===== EXTRACTED INFORMATION

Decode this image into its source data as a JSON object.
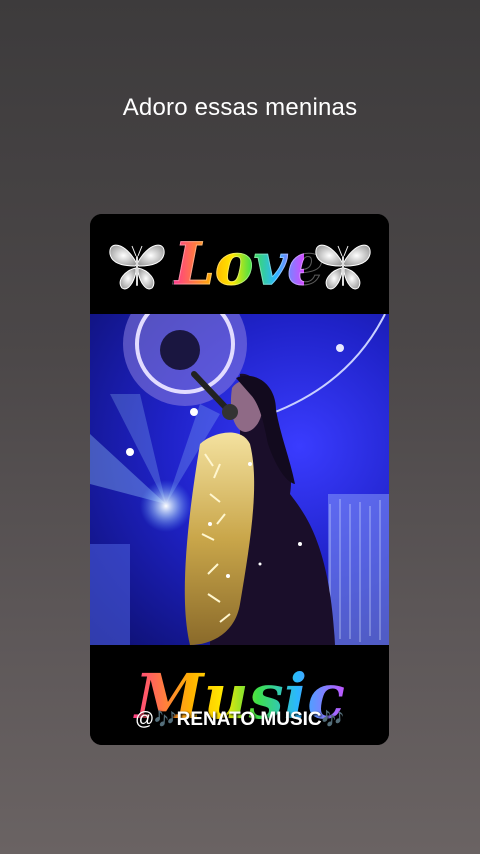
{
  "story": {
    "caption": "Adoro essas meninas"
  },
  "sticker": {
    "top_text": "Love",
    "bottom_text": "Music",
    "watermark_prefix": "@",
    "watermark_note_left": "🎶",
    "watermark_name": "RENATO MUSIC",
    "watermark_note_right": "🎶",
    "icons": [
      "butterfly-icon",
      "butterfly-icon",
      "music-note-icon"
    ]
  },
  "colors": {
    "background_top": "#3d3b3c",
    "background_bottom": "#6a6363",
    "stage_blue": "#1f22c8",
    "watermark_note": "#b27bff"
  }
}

==========
===== EXTRACTED INFORMATION

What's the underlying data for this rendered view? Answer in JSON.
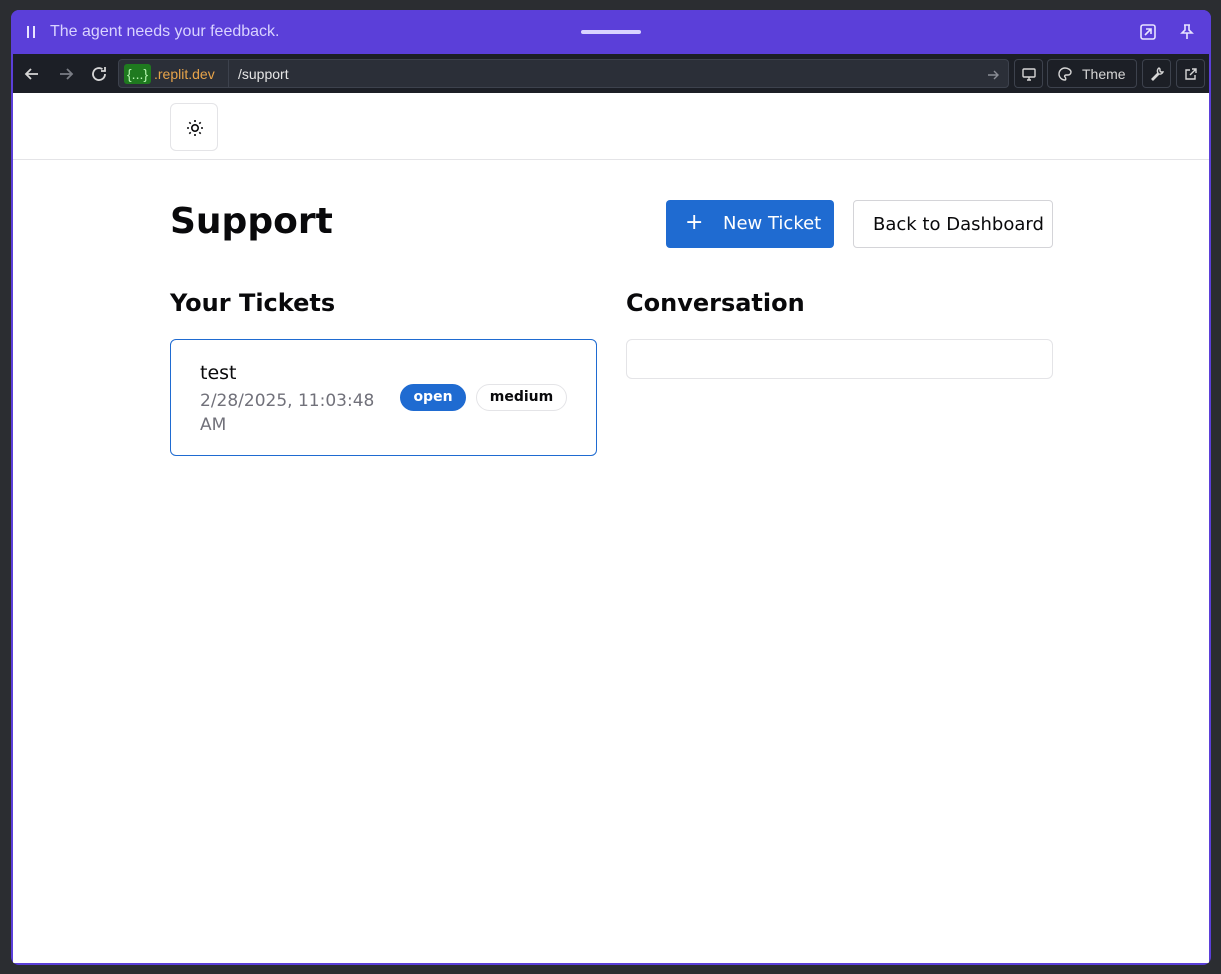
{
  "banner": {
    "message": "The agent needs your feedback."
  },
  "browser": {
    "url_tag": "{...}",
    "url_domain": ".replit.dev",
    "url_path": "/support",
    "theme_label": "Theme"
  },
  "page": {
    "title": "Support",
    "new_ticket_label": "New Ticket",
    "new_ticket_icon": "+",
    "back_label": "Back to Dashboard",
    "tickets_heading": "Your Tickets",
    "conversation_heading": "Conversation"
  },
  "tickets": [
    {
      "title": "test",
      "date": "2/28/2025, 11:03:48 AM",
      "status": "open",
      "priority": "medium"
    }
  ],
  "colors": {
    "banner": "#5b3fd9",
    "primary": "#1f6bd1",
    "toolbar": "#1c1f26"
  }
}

==========

> SET PROBLEM: Report how many lines of the records above contain the word "JSON", and give only that number.

> ANSWER IN FULL: 2